-- CHALLENGE --
Go over the listing below line by line and tally those containing "Certificate". Give only the tally.

--- Begin ---

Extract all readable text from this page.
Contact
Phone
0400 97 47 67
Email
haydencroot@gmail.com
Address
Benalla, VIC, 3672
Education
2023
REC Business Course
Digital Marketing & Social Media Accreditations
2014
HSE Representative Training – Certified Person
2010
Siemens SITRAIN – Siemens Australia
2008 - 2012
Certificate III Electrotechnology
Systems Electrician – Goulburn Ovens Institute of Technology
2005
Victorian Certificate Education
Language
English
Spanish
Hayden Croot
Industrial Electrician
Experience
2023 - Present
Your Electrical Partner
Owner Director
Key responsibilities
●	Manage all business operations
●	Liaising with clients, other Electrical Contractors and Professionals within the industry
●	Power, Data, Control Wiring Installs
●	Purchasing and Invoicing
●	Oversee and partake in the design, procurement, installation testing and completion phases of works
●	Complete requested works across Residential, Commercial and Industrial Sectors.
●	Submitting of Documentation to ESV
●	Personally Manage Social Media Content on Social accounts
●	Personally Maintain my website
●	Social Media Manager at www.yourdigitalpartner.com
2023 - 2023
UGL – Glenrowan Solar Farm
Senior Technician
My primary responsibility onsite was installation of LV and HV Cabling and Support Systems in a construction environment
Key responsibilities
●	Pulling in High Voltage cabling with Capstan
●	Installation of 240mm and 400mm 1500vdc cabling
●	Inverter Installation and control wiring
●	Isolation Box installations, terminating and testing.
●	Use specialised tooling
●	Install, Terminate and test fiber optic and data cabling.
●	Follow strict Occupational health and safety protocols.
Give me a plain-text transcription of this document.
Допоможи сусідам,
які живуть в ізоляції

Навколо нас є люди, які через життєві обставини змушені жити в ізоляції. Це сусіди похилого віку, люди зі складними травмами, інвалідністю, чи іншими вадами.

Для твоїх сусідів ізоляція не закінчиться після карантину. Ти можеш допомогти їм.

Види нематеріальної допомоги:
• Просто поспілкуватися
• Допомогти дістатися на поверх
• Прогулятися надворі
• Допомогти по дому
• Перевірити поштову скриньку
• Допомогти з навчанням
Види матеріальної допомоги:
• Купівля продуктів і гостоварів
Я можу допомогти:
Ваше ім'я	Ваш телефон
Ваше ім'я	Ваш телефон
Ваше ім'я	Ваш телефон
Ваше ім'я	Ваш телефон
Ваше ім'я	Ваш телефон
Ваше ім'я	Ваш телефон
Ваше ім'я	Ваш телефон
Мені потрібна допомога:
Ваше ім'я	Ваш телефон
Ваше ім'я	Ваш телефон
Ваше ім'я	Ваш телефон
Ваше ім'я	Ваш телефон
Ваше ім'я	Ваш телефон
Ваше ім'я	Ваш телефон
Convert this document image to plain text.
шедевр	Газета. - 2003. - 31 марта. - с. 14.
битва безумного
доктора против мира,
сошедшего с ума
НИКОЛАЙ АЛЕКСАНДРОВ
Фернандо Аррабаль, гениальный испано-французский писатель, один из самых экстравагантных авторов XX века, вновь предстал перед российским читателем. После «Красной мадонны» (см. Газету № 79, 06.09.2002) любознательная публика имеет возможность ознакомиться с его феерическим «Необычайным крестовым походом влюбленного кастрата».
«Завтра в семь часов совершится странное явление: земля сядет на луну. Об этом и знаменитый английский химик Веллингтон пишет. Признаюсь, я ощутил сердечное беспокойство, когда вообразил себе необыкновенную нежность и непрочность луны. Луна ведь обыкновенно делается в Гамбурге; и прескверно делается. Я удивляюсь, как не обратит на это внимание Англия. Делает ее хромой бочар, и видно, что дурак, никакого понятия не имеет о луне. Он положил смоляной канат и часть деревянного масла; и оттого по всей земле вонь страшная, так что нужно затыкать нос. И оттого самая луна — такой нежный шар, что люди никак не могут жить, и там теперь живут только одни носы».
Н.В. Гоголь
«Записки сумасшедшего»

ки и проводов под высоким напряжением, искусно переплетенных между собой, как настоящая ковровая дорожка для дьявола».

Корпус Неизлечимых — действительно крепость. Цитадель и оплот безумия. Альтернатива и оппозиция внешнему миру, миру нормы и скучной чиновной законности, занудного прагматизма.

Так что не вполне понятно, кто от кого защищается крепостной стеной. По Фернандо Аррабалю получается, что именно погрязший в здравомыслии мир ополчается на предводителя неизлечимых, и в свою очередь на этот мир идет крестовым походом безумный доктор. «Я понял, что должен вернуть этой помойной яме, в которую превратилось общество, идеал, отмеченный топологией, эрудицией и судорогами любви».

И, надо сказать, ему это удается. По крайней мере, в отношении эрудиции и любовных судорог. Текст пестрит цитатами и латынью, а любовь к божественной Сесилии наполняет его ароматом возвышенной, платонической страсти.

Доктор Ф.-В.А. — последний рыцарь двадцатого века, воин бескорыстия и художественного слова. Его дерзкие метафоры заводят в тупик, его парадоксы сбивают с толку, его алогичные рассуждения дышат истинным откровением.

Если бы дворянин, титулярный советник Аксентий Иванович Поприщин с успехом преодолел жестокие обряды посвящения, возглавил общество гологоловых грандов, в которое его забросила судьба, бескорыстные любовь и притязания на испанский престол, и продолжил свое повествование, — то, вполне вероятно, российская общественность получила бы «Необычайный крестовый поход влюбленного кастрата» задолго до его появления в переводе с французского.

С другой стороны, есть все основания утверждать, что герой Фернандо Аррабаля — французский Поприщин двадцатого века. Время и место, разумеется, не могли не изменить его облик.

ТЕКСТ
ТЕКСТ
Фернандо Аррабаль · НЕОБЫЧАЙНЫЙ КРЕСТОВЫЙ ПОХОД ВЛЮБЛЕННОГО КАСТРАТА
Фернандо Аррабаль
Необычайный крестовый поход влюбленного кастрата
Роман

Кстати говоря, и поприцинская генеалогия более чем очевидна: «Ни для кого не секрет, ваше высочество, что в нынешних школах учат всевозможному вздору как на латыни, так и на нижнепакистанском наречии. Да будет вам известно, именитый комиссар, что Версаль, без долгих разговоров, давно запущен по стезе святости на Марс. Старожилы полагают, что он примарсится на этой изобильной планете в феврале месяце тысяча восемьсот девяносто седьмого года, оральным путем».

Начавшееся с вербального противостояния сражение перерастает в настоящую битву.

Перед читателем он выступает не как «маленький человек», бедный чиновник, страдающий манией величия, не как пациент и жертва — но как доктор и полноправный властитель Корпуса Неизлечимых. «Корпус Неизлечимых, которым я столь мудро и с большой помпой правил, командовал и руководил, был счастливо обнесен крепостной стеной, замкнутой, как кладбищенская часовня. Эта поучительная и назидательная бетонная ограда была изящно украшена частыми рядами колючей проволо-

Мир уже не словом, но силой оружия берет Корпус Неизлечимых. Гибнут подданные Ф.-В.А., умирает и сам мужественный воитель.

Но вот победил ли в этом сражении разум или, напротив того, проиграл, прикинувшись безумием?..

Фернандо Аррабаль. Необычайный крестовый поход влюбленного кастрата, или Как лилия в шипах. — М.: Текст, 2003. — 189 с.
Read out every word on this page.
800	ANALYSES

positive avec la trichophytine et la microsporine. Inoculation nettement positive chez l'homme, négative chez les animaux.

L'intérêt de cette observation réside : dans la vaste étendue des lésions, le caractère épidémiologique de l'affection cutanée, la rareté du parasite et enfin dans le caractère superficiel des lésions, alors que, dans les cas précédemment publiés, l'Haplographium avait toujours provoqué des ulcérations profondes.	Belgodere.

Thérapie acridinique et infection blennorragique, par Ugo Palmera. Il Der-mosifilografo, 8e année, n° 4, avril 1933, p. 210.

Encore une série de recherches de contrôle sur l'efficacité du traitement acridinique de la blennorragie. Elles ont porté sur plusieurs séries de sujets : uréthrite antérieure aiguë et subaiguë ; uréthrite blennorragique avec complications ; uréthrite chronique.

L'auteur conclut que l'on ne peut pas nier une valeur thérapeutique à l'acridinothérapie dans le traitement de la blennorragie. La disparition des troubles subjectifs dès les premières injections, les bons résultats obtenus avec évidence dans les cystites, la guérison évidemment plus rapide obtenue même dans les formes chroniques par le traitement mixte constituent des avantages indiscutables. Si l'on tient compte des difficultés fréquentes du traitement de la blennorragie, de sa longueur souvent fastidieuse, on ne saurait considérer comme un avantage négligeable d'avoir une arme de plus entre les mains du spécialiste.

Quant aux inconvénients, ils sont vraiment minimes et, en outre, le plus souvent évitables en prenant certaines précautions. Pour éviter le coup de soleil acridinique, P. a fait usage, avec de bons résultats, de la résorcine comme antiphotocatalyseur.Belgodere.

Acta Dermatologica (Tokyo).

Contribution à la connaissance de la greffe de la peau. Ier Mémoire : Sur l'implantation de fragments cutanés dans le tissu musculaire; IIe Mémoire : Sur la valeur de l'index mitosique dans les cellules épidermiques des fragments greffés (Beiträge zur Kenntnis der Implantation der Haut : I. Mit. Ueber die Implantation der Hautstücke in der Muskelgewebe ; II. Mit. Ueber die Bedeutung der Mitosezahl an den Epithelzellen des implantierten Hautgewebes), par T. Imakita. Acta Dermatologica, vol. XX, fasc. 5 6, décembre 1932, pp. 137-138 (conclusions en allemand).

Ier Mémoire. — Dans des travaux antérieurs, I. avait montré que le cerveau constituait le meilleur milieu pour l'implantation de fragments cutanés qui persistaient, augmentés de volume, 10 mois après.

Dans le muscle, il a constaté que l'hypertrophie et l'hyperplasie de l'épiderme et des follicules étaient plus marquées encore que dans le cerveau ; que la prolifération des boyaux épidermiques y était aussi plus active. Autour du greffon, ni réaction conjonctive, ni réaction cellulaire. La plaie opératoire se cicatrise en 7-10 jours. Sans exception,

--- End ---

-- RESULT FOR THIS EXERCISE --
2